• [Description of the task]
Reproduce all the lines exactly as they stand, apart from the pictures.

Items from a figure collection
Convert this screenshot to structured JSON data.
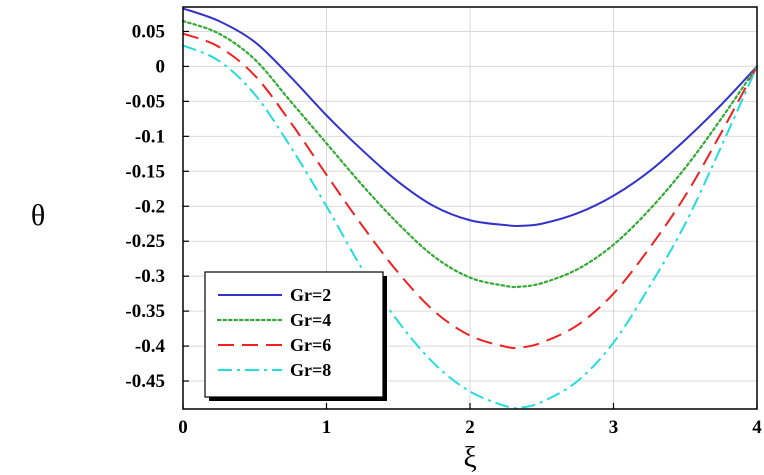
{
  "chart_data": {
    "type": "line",
    "xlabel": "ξ",
    "ylabel": "θ",
    "xlim": [
      0,
      4
    ],
    "ylim": [
      -0.49,
      0.085
    ],
    "xticks": [
      "0",
      "1",
      "2",
      "3",
      "4"
    ],
    "yticks": [
      "0.05",
      "0",
      "-0.05",
      "-0.1",
      "-0.15",
      "-0.2",
      "-0.25",
      "-0.3",
      "-0.35",
      "-0.4",
      "-0.45"
    ],
    "grid": true,
    "legend_position": "bottom-left",
    "series": [
      {
        "name": "Gr=2",
        "color": "#3333cc",
        "dash": "solid",
        "x": [
          0,
          0.25,
          0.5,
          0.75,
          1.0,
          1.25,
          1.5,
          1.75,
          2.0,
          2.25,
          2.35,
          2.5,
          2.75,
          3.0,
          3.25,
          3.5,
          3.75,
          4.0
        ],
        "y": [
          0.083,
          0.065,
          0.035,
          -0.015,
          -0.07,
          -0.12,
          -0.165,
          -0.2,
          -0.22,
          -0.227,
          -0.228,
          -0.225,
          -0.21,
          -0.185,
          -0.15,
          -0.105,
          -0.055,
          0.0
        ]
      },
      {
        "name": "Gr=4",
        "color": "#33aa33",
        "dash": "dotted",
        "x": [
          0,
          0.25,
          0.5,
          0.75,
          1.0,
          1.25,
          1.5,
          1.75,
          2.0,
          2.25,
          2.35,
          2.5,
          2.75,
          3.0,
          3.25,
          3.5,
          3.75,
          4.0
        ],
        "y": [
          0.065,
          0.047,
          0.01,
          -0.05,
          -0.11,
          -0.17,
          -0.225,
          -0.272,
          -0.302,
          -0.314,
          -0.315,
          -0.31,
          -0.29,
          -0.255,
          -0.205,
          -0.145,
          -0.075,
          0.0
        ]
      },
      {
        "name": "Gr=6",
        "color": "#ee2222",
        "dash": "dashed",
        "x": [
          0,
          0.25,
          0.5,
          0.75,
          1.0,
          1.25,
          1.5,
          1.75,
          2.0,
          2.25,
          2.35,
          2.5,
          2.75,
          3.0,
          3.25,
          3.5,
          3.75,
          4.0
        ],
        "y": [
          0.047,
          0.028,
          -0.013,
          -0.08,
          -0.155,
          -0.228,
          -0.295,
          -0.35,
          -0.385,
          -0.401,
          -0.402,
          -0.395,
          -0.37,
          -0.325,
          -0.26,
          -0.185,
          -0.095,
          0.0
        ]
      },
      {
        "name": "Gr=8",
        "color": "#22dddd",
        "dash": "dashdot",
        "x": [
          0,
          0.25,
          0.5,
          0.75,
          1.0,
          1.25,
          1.5,
          1.75,
          2.0,
          2.25,
          2.35,
          2.5,
          2.75,
          3.0,
          3.25,
          3.5,
          3.75,
          4.0
        ],
        "y": [
          0.03,
          0.008,
          -0.04,
          -0.115,
          -0.2,
          -0.29,
          -0.365,
          -0.425,
          -0.465,
          -0.486,
          -0.488,
          -0.48,
          -0.45,
          -0.395,
          -0.315,
          -0.225,
          -0.115,
          0.0
        ]
      }
    ]
  }
}
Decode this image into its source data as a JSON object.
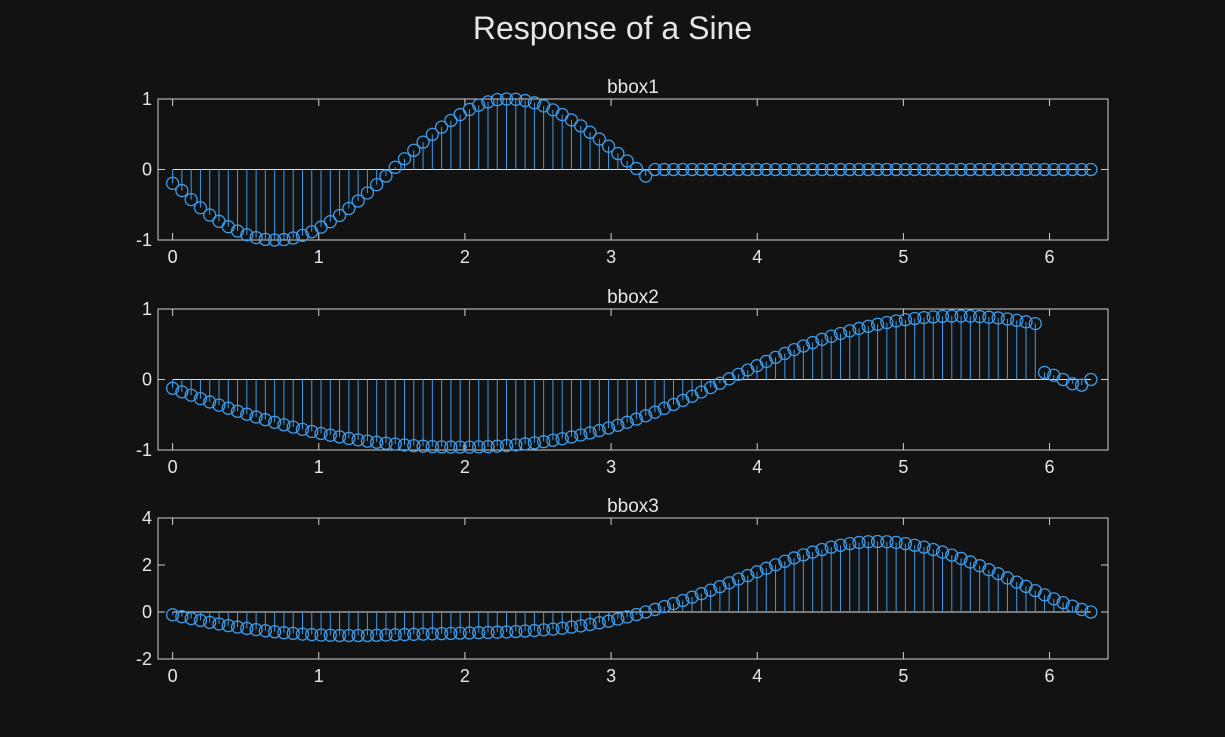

• [Result]
Convert this screenshot to structured JSON data.
{
  "chart_data": {
    "type": "line",
    "xlabel": "ξ",
    "ylabel": "θ",
    "xlim": [
      0,
      4
    ],
    "ylim": [
      -0.49,
      0.085
    ],
    "xticks": [
      "0",
      "1",
      "2",
      "3",
      "4"
    ],
    "yticks": [
      "0.05",
      "0",
      "-0.05",
      "-0.1",
      "-0.15",
      "-0.2",
      "-0.25",
      "-0.3",
      "-0.35",
      "-0.4",
      "-0.45"
    ],
    "grid": true,
    "legend_position": "bottom-left",
    "series": [
      {
        "name": "Gr=2",
        "color": "#3333cc",
        "dash": "solid",
        "x": [
          0,
          0.25,
          0.5,
          0.75,
          1.0,
          1.25,
          1.5,
          1.75,
          2.0,
          2.25,
          2.35,
          2.5,
          2.75,
          3.0,
          3.25,
          3.5,
          3.75,
          4.0
        ],
        "y": [
          0.083,
          0.065,
          0.035,
          -0.015,
          -0.07,
          -0.12,
          -0.165,
          -0.2,
          -0.22,
          -0.227,
          -0.228,
          -0.225,
          -0.21,
          -0.185,
          -0.15,
          -0.105,
          -0.055,
          0.0
        ]
      },
      {
        "name": "Gr=4",
        "color": "#33aa33",
        "dash": "dotted",
        "x": [
          0,
          0.25,
          0.5,
          0.75,
          1.0,
          1.25,
          1.5,
          1.75,
          2.0,
          2.25,
          2.35,
          2.5,
          2.75,
          3.0,
          3.25,
          3.5,
          3.75,
          4.0
        ],
        "y": [
          0.065,
          0.047,
          0.01,
          -0.05,
          -0.11,
          -0.17,
          -0.225,
          -0.272,
          -0.302,
          -0.314,
          -0.315,
          -0.31,
          -0.29,
          -0.255,
          -0.205,
          -0.145,
          -0.075,
          0.0
        ]
      },
      {
        "name": "Gr=6",
        "color": "#ee2222",
        "dash": "dashed",
        "x": [
          0,
          0.25,
          0.5,
          0.75,
          1.0,
          1.25,
          1.5,
          1.75,
          2.0,
          2.25,
          2.35,
          2.5,
          2.75,
          3.0,
          3.25,
          3.5,
          3.75,
          4.0
        ],
        "y": [
          0.047,
          0.028,
          -0.013,
          -0.08,
          -0.155,
          -0.228,
          -0.295,
          -0.35,
          -0.385,
          -0.401,
          -0.402,
          -0.395,
          -0.37,
          -0.325,
          -0.26,
          -0.185,
          -0.095,
          0.0
        ]
      },
      {
        "name": "Gr=8",
        "color": "#22dddd",
        "dash": "dashdot",
        "x": [
          0,
          0.25,
          0.5,
          0.75,
          1.0,
          1.25,
          1.5,
          1.75,
          2.0,
          2.25,
          2.35,
          2.5,
          2.75,
          3.0,
          3.25,
          3.5,
          3.75,
          4.0
        ],
        "y": [
          0.03,
          0.008,
          -0.04,
          -0.115,
          -0.2,
          -0.29,
          -0.365,
          -0.425,
          -0.465,
          -0.486,
          -0.488,
          -0.48,
          -0.45,
          -0.395,
          -0.315,
          -0.225,
          -0.115,
          0.0
        ]
      }
    ]
  }
}
Decode this image into its source data as a JSON object.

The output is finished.